§ **TASK TO CARRY OUT**:
Write each line out exactly, leaving none out.
+++ DATASET RECORDS
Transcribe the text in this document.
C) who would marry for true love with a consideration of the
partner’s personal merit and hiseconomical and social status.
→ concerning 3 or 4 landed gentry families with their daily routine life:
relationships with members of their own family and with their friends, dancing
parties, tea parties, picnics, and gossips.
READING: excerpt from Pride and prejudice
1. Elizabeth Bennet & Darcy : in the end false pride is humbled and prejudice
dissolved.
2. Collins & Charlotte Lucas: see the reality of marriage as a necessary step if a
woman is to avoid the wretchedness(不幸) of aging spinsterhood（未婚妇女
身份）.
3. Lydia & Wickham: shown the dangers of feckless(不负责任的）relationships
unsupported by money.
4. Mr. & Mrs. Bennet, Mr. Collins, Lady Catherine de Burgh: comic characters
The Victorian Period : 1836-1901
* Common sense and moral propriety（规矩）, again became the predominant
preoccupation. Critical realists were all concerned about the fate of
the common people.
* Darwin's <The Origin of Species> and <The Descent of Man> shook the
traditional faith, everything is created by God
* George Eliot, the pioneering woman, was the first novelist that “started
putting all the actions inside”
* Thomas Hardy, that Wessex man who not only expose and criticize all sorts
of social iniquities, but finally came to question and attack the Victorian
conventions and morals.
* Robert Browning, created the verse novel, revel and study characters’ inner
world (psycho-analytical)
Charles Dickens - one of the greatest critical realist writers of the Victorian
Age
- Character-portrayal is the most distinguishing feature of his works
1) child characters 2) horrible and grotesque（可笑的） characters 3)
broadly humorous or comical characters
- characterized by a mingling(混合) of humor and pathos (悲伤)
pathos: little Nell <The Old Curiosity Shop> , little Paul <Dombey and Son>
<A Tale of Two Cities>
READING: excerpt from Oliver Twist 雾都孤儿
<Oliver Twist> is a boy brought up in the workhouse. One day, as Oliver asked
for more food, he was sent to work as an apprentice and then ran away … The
++++++
§ **TASK RESULT**:
Transcribe the text in this document.
C) who would marry for true love with a consideration of the
partner’s personal merit and hiseconomical and social status.
→ concerning 3 or 4 landed gentry families with their daily routine life:
relationships with members of their own family and with their friends, dancing
parties, tea parties, picnics, and gossips.
READING: excerpt from Pride and prejudice
1. Elizabeth Bennet & Darcy : in the end false pride is humbled and prejudice
dissolved.
2. Collins & Charlotte Lucas: see the reality of marriage as a necessary step if a
woman is to avoid the wretchedness(不幸) of aging spinsterhood（未婚妇女
身份）.
3. Lydia & Wickham: shown the dangers of feckless(不负责任的）relationships
unsupported by money.
4. Mr. & Mrs. Bennet, Mr. Collins, Lady Catherine de Burgh: comic characters
The Victorian Period : 1836-1901
* Common sense and moral propriety（规矩）, again became the predominant
preoccupation. Critical realists were all concerned about the fate of
the common people.
* Darwin's <The Origin of Species> and <The Descent of Man> shook the
traditional faith, everything is created by God
* George Eliot, the pioneering woman, was the first novelist that “started
putting all the actions inside”
* Thomas Hardy, that Wessex man who not only expose and criticize all sorts
of social iniquities, but finally came to question and attack the Victorian
conventions and morals.
* Robert Browning, created the verse novel, revel and study characters’ inner
world (psycho-analytical)
Charles Dickens - one of the greatest critical realist writers of the Victorian
Age
- Character-portrayal is the most distinguishing feature of his works
1) child characters 2) horrible and grotesque（可笑的） characters 3)
broadly humorous or comical characters
- characterized by a mingling(混合) of humor and pathos (悲伤)
pathos: little Nell <The Old Curiosity Shop> , little Paul <Dombey and Son>
<A Tale of Two Cities>
READING: excerpt from Oliver Twist 雾都孤儿
<Oliver Twist> is a boy brought up in the workhouse. One day, as Oliver asked
for more food, he was sent to work as an apprentice and then ran away … The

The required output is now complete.